■ TASK TO COMPLETE ■
Go through the records and copy each line where the word "Dihydrat" occurs.

Dataset records
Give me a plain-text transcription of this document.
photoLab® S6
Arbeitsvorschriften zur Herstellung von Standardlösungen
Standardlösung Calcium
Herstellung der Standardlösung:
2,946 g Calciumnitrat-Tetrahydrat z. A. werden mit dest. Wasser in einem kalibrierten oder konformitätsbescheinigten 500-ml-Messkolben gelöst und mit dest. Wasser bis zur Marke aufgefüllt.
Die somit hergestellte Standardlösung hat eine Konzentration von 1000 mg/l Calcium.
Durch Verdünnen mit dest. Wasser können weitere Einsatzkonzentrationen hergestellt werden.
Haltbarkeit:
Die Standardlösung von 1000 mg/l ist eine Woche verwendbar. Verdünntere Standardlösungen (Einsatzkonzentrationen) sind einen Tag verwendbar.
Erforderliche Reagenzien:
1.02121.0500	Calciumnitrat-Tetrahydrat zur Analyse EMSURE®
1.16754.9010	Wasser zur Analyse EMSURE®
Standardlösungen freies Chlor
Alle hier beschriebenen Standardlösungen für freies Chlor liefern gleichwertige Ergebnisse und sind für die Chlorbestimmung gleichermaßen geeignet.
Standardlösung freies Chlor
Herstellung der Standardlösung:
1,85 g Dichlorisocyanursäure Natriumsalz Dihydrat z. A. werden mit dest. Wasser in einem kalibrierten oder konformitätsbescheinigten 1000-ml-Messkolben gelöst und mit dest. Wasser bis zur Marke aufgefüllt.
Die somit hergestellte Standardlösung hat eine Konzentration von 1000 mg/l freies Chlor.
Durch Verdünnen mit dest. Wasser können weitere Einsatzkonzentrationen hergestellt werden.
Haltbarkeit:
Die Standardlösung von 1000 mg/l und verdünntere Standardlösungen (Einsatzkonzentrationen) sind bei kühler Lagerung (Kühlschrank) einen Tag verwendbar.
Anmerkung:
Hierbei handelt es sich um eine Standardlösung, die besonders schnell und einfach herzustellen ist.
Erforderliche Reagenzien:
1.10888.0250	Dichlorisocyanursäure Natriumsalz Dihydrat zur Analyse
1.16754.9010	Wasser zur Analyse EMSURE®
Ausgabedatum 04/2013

■ SOLUTION TO THIS EXERCISE ■
1,85 g Dichlorisocyanursäure Natriumsalz Dihydrat z. A. werden mit dest. Wasser in einem kalibrierten oder konformitätsbescheinigten 1000-ml-Messkolben gelöst und mit dest. Wasser bis zur Marke aufgefüllt.
1.10888.0250	Dichlorisocyanursäure Natriumsalz Dihydrat zur Analyse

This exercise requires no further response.